Gather every line from the entries below that includes "name".

-*-*-

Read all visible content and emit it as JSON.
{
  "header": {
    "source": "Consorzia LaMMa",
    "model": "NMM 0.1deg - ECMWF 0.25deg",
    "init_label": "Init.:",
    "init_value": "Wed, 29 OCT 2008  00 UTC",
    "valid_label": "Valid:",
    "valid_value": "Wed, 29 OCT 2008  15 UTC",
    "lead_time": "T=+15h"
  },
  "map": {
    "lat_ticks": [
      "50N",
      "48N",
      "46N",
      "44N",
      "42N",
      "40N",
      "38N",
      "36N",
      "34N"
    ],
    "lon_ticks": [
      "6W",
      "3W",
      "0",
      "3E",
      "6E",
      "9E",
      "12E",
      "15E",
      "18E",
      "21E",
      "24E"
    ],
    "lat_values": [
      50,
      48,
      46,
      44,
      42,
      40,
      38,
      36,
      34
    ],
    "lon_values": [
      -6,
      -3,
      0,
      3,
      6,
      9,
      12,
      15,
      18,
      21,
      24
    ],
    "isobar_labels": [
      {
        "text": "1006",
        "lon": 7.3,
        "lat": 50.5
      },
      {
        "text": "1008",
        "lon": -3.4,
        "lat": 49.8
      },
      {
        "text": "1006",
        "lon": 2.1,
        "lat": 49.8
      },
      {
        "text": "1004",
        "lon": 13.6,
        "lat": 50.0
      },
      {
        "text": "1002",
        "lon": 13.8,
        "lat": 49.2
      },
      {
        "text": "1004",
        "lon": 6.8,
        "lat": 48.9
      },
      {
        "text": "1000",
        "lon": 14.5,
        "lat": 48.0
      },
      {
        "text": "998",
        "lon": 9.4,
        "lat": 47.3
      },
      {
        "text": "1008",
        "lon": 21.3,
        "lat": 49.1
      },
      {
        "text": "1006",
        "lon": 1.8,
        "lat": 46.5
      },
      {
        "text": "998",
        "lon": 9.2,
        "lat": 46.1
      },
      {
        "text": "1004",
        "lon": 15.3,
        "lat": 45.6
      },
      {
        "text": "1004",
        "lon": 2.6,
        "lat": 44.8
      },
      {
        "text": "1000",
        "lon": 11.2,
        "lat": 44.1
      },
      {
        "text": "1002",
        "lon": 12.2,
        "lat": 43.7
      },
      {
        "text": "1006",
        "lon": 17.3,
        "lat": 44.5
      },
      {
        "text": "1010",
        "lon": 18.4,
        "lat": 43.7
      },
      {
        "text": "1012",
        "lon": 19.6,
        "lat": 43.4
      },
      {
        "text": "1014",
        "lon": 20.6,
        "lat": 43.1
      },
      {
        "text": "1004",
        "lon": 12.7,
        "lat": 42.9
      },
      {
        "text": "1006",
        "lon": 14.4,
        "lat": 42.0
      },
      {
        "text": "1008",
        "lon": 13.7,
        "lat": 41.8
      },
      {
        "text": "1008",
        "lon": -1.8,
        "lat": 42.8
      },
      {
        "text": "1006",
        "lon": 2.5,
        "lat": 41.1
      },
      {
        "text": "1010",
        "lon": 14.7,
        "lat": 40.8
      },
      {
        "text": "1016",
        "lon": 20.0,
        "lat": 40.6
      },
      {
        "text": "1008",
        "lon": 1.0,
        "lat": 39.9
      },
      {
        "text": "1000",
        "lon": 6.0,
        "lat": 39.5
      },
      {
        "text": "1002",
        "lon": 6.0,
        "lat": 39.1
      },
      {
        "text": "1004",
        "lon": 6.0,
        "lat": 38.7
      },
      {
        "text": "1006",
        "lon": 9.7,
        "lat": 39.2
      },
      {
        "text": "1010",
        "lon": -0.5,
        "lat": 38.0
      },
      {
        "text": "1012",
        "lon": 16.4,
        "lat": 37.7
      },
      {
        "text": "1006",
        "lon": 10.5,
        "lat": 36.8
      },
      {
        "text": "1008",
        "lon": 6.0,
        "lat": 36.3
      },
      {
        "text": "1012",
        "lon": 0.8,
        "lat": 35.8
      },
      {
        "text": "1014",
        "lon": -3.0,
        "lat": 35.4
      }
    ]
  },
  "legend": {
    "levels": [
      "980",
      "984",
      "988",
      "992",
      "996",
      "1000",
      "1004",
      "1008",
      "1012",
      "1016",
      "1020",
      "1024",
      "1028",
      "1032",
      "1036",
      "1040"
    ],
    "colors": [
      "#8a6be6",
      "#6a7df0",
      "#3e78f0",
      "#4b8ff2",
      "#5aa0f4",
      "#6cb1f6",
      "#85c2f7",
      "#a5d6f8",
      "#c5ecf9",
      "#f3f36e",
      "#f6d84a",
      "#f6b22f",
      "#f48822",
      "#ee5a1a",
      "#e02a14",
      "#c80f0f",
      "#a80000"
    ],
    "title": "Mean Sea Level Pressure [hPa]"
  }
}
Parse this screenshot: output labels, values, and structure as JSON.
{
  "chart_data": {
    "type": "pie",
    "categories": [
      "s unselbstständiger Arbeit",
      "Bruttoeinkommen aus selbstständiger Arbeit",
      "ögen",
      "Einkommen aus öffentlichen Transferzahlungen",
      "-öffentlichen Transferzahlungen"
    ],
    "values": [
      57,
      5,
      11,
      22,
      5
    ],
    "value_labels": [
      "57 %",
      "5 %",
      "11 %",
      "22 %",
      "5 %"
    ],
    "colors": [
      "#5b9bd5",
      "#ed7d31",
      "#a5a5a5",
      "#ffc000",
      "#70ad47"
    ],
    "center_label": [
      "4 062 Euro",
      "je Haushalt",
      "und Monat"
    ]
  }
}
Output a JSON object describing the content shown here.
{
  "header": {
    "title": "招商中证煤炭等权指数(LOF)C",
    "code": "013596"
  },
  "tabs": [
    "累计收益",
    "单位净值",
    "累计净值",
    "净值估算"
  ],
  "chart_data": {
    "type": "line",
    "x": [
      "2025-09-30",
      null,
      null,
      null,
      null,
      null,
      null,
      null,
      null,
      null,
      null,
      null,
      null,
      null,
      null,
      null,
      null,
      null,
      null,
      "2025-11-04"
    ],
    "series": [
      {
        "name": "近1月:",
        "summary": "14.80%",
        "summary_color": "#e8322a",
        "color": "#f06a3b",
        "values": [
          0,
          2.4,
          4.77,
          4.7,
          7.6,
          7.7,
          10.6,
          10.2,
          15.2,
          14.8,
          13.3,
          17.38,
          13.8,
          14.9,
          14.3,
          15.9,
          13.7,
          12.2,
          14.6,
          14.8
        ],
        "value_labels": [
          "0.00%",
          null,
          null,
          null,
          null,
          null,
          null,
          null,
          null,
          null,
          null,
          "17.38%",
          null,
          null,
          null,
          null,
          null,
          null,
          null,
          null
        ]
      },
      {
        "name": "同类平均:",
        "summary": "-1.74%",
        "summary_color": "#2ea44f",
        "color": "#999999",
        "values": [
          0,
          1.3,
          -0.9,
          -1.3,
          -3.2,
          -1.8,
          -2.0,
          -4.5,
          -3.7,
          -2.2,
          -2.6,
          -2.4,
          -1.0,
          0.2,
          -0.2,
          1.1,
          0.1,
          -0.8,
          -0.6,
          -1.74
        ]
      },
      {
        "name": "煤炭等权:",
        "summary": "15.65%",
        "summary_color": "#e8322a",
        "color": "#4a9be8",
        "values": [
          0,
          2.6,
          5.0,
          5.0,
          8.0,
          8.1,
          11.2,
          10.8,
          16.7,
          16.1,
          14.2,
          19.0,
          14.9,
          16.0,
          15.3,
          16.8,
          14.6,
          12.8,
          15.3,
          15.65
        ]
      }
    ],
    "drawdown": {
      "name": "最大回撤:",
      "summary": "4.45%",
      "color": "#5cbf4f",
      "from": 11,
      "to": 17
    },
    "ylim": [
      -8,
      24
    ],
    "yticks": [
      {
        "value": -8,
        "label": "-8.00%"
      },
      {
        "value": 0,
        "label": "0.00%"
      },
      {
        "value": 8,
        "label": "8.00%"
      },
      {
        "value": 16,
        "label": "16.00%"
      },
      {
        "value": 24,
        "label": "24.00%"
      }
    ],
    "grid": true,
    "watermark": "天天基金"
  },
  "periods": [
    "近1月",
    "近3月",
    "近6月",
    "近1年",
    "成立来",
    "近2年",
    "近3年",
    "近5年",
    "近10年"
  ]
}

-*-*-

» **Response below**
        "name": "近1月:",
        "name": "同类平均:",
        "name": "煤炭等权:",
      "name": "最大回撤:",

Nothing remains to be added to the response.